CHALLENGE
Continue the article about the Detroit beekeeping couple and their nonprofit, Bees in the D, starting right after its last sentence.

PAGE EXCERPT
The bee sneakers are themselves a reflection of Peterson’s recent obsession with the buzzy insects. In just over two years, Peterson and his husband, Brian Roest, have evolved from amateur beekeepers to in-demand professionals where two unexpected missions have converged in Detroit: The wants of eating local, and the urgency of bee conservation.

“I tell everybody I caught the bug. I describe it as my yoga, and I can’t do yoga,” Peterson says. “I’m hyper, I just can’t calm myself. But when i go in those beehives, I slow down, I become a part of this amazing world,” Peterson says.

We’re here on the roof of Cobo Center, overlooking downtown Detroit and the Detroit River, where Peterson and Roest have three beehives. They have founded a nonprofit, Bees in the D — a joke that became a brand. The couple lived in Lake Orion for years, where they established their social lives. When they moved to a condo in Rivertown, their suburban friends quipped they were visiting “the B’s in the D.”

DATA SHOWN
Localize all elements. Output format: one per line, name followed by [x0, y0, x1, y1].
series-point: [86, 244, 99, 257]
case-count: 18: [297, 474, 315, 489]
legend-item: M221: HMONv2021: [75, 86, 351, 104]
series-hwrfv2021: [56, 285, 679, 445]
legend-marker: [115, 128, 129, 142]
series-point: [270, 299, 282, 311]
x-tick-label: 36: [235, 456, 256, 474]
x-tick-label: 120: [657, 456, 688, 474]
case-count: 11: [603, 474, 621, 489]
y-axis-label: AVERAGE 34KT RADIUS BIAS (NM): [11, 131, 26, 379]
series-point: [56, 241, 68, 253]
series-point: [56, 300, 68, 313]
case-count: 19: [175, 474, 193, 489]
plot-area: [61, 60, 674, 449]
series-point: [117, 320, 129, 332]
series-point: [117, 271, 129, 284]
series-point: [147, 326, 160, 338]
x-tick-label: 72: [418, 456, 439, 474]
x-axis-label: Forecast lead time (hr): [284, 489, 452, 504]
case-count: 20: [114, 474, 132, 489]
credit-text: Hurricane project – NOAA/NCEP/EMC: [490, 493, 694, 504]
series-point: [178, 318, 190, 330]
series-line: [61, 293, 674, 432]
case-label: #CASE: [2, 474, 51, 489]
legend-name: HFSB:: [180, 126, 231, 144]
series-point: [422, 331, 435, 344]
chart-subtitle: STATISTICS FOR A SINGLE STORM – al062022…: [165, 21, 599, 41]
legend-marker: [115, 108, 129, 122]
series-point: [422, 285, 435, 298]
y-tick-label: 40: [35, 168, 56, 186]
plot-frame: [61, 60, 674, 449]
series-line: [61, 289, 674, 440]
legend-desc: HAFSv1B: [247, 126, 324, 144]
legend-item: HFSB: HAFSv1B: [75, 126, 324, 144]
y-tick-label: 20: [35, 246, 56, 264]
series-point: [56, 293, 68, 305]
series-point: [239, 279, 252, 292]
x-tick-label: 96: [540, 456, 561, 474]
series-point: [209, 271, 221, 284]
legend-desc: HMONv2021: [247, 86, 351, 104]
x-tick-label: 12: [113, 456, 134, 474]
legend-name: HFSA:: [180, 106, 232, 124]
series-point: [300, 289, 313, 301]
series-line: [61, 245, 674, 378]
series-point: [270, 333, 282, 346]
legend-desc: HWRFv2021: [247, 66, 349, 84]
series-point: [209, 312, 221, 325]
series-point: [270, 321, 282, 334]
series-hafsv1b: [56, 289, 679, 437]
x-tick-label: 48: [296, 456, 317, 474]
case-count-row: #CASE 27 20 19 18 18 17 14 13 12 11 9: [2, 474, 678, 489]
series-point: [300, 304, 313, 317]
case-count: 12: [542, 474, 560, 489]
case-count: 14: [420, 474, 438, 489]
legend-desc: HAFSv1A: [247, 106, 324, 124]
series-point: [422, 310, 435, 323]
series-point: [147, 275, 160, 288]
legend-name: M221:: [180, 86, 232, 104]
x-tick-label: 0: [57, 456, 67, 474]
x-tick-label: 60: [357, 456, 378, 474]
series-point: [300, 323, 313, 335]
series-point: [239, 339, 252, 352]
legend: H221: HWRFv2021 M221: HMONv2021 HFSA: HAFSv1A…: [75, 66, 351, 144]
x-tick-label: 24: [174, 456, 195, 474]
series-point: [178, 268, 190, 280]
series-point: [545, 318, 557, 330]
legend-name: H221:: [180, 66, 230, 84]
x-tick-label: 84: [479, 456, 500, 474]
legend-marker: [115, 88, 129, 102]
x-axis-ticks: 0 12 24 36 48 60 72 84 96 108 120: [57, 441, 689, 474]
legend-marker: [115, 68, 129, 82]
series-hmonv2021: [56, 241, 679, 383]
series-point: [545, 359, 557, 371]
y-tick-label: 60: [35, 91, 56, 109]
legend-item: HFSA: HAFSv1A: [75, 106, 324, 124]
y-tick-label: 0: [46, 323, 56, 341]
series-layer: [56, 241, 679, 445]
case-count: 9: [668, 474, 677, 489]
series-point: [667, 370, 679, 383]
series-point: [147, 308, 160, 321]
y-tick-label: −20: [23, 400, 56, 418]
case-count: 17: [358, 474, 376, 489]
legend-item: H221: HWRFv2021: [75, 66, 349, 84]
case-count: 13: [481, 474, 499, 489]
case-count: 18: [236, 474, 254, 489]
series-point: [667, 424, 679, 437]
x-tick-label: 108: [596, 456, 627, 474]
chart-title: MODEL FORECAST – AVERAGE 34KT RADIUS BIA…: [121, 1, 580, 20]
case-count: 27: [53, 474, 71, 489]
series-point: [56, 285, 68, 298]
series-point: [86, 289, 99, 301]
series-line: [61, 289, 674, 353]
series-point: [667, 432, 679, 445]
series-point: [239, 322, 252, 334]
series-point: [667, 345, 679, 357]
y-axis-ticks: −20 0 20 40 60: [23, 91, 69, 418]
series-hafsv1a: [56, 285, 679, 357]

EXPECTED ANSWER
Bees in the D — Peterson serves as educator and handles production, while Roest handles marketing and data — started in 2016 with six hives. In 2017, it grew to 29. This year, the pair is looking to have more than 70 beehives across Detroit. They can be found almost everywhere, at sites in various stages of redevelopment: the Foundation Hotel, Eastern Market, the Renaissance Center, an urban farm in Jefferson-Chalmers, the former Detroit Free Press building.

“You hear about honey being shipped from China that’s not really honey,” Peterson says. “But man, the (homegrown) honey is so good. My honey from Jefferson-Chalmers has a very floral flavor. And then our honey from the top of Cobo has a cinnamon-y flavor.”

The journey began eight years ago when Peterson, an elementary school science teacher — which is still his day job — was asked by his school district to attend a beekeeping workshop on behalf of a garden club. The garden club was interested in bringing more sustainable methods to its own practices, which included creating a healthier ecosystem for bees.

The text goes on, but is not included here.